> [Requirement]: Scan the data beneath this task and copy each line that includes "Roger".

^^^^^^^^^^^^^^^^

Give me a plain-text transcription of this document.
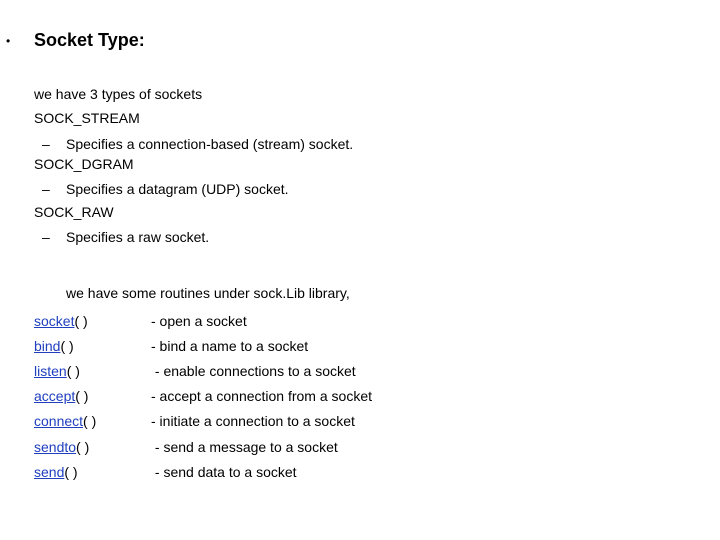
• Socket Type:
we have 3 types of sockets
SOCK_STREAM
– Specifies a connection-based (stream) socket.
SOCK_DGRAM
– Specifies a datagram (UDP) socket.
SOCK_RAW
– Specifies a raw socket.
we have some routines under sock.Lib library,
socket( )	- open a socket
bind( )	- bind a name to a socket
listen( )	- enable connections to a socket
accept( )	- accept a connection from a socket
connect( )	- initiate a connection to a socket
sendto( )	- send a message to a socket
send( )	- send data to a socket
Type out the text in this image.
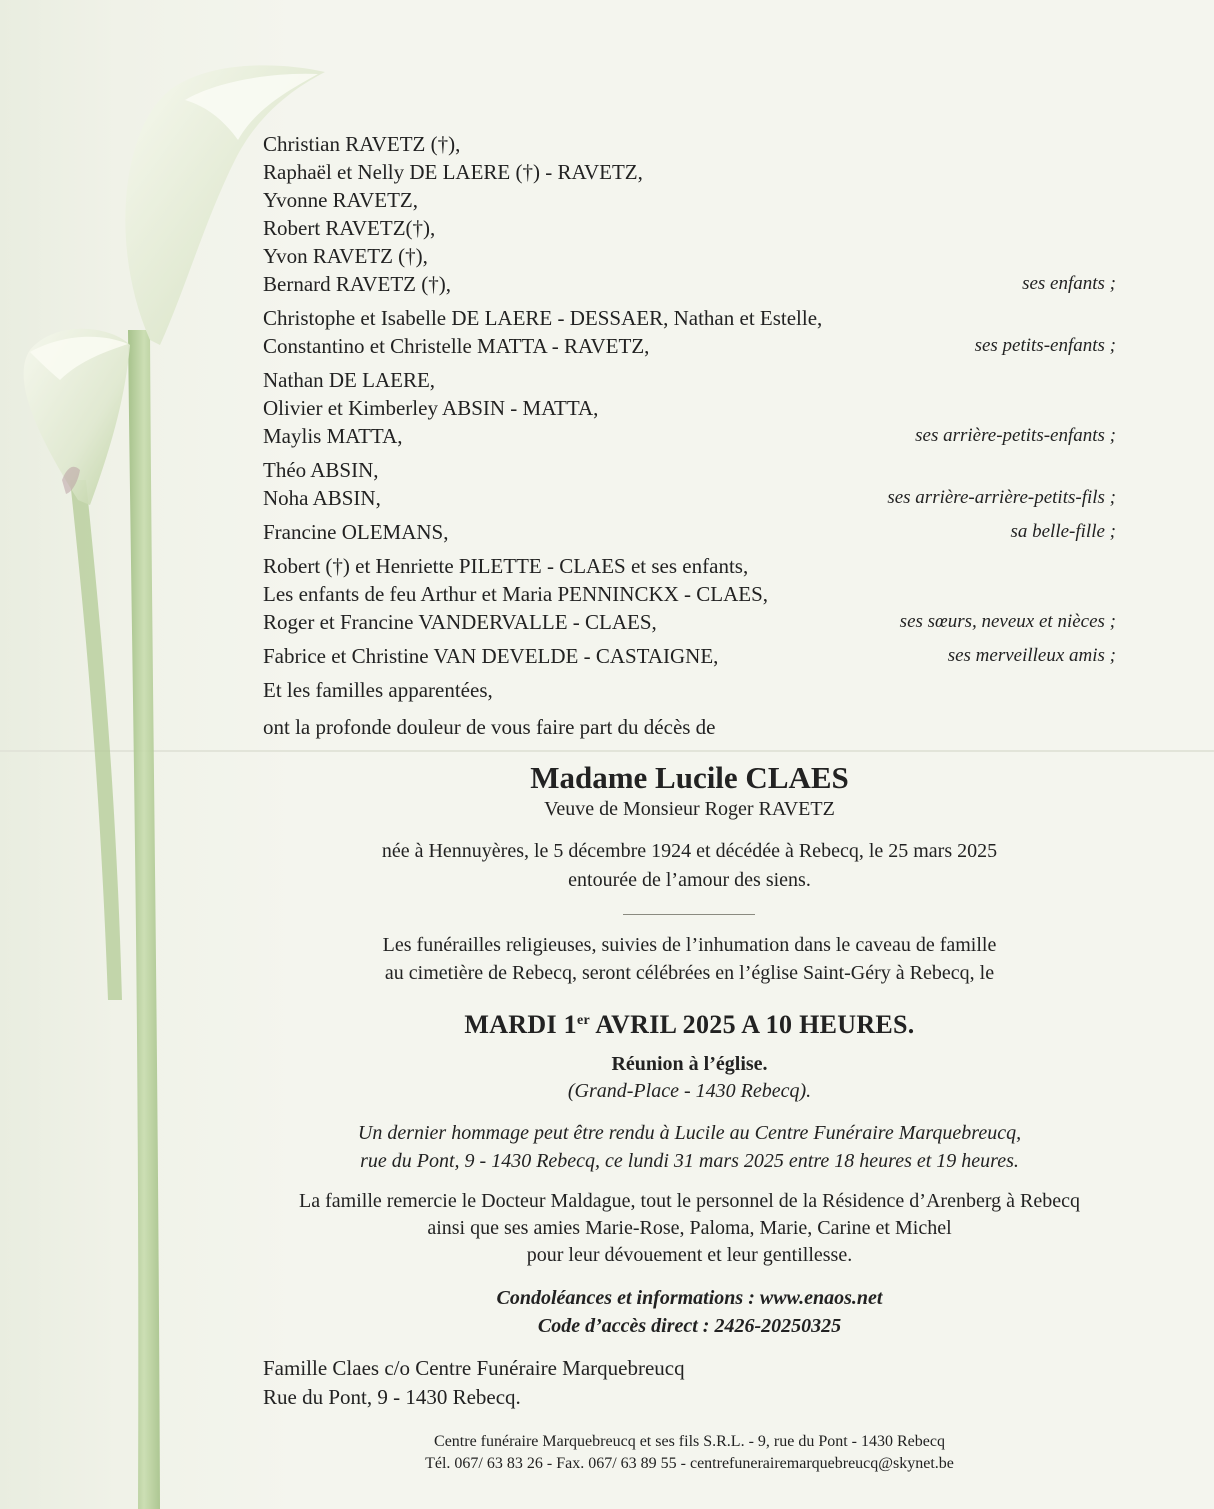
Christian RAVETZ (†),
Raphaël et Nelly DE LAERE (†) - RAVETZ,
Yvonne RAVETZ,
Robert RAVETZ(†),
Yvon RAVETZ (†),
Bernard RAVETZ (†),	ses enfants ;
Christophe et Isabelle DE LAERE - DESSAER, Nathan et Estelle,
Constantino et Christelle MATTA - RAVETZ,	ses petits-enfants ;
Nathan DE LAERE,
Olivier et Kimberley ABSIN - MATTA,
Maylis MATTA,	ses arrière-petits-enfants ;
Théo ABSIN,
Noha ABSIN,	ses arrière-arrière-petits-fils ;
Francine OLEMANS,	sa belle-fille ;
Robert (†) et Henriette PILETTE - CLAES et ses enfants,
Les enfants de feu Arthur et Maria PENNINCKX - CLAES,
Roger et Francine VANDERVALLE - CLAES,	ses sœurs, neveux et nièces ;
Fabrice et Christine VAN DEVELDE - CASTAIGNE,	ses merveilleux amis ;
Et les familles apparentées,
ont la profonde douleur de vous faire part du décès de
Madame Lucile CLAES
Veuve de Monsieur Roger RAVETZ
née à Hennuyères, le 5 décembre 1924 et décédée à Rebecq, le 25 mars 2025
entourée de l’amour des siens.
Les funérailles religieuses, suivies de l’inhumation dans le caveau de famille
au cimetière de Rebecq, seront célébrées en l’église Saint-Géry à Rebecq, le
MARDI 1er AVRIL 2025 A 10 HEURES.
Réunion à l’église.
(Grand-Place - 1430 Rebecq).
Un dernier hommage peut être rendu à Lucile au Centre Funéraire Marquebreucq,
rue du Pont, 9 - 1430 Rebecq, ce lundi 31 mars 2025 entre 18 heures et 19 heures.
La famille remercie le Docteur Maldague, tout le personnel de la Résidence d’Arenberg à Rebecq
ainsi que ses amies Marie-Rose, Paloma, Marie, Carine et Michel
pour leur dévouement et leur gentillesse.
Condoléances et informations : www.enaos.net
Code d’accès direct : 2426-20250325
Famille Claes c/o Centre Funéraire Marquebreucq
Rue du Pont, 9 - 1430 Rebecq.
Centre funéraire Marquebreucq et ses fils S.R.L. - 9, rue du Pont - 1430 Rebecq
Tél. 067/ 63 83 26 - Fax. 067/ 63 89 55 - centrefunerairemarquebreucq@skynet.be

^^^^^^^^^^^^^^^^

> [Output for this exercise]:
Roger et Francine VANDERVALLE - CLAES,	ses sœurs, neveux et nièces ;
Veuve de Monsieur Roger RAVETZ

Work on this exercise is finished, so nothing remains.